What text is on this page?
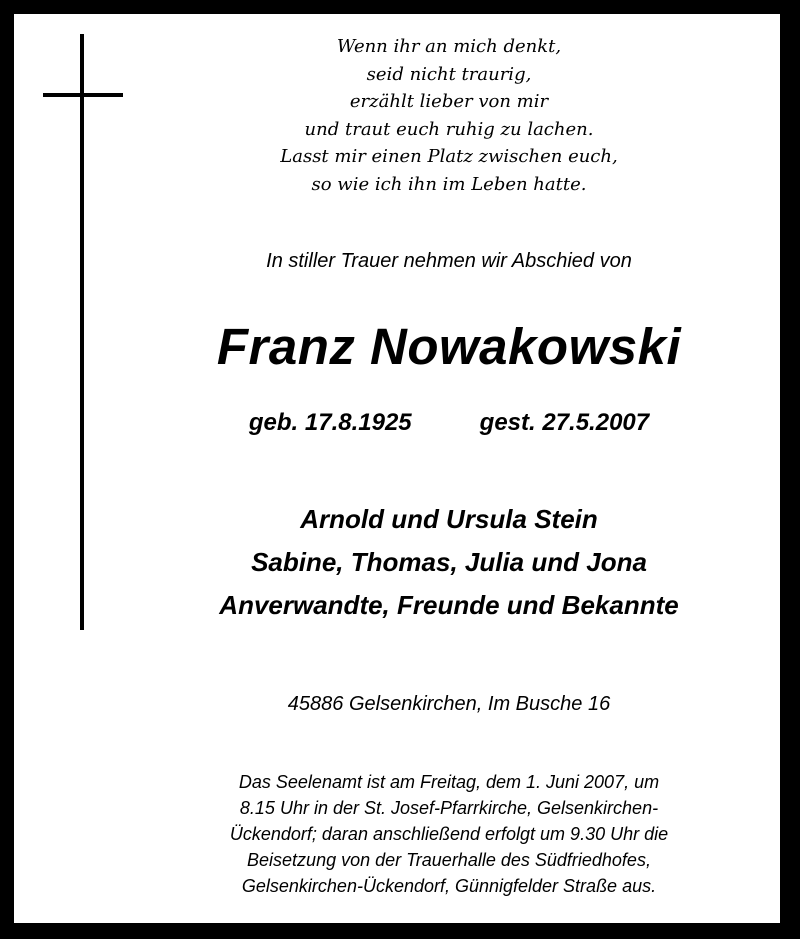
Wenn ihr an mich denkt,
seid nicht traurig,
erzählt lieber von mir
und traut euch ruhig zu lachen.
Lasst mir einen Platz zwischen euch,
so wie ich ihn im Leben hatte.
In stiller Trauer nehmen wir Abschied von
Franz Nowakowski
geb. 17.8.1925	gest. 27.5.2007
Arnold und Ursula Stein
Sabine, Thomas, Julia und Jona
Anverwandte, Freunde und Bekannte
45886 Gelsenkirchen, Im Busche 16
Das Seelenamt ist am Freitag, dem 1. Juni 2007, um
8.15 Uhr in der St. Josef-Pfarrkirche, Gelsenkirchen-
Ückendorf; daran anschließend erfolgt um 9.30 Uhr die
Beisetzung von der Trauerhalle des Südfriedhofes,
Gelsenkirchen-Ückendorf, Günnigfelder Straße aus.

======

● **Problem**:
Find each line that has the word "Ückendorf", then copy it out.

● **Solution**:
Ückendorf; daran anschließend erfolgt um 9.30 Uhr die
Gelsenkirchen-Ückendorf, Günnigfelder Straße aus.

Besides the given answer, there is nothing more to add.